__WORK TO DO__
Extract every line of the items below that contains the string "help", in any letter case.

__DATA SUPPLIED__
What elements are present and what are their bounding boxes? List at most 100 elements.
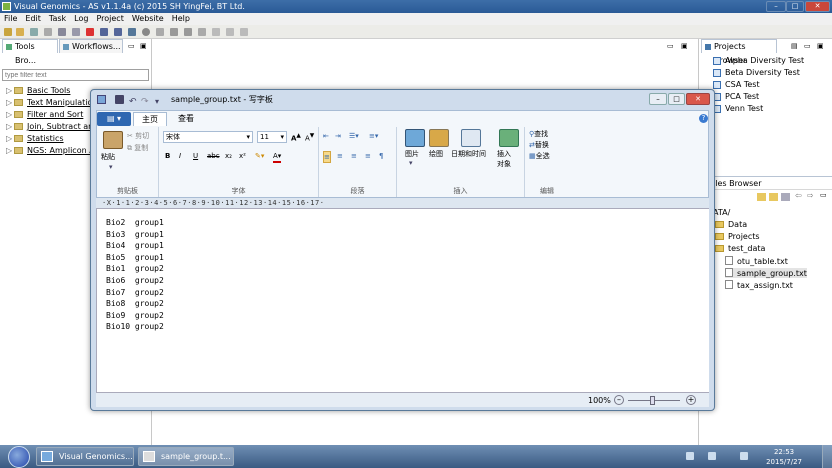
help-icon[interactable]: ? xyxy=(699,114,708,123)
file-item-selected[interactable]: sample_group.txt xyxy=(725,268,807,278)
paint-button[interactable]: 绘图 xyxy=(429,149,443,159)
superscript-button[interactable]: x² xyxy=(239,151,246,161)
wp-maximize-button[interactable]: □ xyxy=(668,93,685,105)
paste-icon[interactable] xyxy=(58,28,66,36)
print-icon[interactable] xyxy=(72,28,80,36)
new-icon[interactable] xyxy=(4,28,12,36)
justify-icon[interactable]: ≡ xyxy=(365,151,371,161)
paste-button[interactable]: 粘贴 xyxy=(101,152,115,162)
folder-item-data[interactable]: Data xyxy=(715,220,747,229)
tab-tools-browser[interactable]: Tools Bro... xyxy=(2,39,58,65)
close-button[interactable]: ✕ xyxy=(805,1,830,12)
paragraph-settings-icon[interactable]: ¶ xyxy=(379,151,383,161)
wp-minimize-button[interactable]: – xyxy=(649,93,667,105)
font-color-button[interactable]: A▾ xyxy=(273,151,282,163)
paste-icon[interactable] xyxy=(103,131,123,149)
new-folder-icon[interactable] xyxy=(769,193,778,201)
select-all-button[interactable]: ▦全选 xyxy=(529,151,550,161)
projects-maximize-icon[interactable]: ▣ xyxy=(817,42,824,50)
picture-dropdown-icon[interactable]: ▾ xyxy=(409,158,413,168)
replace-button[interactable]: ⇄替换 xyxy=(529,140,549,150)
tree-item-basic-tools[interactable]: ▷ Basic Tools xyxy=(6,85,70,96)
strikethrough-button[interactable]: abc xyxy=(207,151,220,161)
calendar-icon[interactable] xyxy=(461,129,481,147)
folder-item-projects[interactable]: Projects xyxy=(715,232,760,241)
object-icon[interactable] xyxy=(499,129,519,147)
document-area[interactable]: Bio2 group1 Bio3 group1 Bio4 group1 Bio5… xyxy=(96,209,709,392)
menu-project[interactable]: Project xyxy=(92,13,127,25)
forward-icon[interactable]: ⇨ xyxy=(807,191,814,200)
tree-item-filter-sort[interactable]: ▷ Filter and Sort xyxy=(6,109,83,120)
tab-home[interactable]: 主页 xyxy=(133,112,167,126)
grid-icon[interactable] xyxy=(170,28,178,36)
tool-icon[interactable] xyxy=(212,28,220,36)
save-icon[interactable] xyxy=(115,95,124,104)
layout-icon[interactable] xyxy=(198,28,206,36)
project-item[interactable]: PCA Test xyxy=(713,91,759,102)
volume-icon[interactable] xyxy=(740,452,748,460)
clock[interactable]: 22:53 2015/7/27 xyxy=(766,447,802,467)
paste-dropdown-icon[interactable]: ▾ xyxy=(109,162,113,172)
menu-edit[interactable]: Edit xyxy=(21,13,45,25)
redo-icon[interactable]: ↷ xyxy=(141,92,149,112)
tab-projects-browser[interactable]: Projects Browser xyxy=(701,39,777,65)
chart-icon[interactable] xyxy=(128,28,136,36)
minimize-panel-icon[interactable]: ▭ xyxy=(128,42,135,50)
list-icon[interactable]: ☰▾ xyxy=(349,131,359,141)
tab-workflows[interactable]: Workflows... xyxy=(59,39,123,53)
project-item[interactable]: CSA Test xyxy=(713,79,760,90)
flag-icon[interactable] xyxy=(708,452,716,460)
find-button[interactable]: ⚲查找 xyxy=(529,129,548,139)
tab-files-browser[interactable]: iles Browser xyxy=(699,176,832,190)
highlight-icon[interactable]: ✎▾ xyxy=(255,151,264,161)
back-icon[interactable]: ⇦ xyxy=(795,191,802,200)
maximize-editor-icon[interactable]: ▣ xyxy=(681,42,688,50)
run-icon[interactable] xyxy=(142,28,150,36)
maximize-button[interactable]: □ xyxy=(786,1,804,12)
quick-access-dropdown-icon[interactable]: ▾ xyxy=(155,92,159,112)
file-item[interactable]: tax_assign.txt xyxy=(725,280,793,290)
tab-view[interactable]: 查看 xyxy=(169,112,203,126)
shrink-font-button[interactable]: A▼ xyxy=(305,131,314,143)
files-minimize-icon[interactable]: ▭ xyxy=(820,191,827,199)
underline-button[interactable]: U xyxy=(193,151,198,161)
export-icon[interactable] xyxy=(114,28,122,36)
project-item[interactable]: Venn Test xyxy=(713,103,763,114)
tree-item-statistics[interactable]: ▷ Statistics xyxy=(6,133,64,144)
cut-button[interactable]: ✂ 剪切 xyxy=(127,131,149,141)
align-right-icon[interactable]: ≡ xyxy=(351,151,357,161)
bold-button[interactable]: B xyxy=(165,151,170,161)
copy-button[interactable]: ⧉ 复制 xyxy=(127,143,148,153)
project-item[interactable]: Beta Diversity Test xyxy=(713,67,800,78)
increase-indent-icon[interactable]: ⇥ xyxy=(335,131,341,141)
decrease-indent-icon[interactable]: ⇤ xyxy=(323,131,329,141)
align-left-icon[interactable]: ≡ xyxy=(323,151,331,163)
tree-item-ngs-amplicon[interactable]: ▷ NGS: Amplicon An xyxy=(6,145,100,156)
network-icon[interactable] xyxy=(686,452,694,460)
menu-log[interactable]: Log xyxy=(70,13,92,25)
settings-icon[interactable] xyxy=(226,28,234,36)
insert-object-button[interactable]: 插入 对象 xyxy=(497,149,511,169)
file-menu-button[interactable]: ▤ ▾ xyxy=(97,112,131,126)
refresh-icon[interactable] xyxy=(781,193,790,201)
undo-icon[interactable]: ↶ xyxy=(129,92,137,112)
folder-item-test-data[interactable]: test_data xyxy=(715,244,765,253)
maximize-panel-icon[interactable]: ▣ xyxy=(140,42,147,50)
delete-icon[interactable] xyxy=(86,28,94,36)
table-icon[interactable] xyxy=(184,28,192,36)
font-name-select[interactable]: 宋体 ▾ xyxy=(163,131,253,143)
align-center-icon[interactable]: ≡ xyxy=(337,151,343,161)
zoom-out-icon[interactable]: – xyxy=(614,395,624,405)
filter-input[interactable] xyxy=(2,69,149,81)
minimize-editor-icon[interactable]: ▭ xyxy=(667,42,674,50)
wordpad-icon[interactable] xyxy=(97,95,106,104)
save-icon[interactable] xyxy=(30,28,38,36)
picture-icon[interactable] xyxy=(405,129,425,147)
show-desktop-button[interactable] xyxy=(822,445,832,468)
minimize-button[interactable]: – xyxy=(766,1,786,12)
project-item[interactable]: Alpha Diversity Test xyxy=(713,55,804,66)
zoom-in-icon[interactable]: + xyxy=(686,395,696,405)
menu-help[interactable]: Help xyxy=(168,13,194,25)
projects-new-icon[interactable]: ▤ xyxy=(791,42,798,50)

__REPLY__
help-icon[interactable]: ? xyxy=(699,114,708,123)
menu-help[interactable]: Help xyxy=(168,13,194,25)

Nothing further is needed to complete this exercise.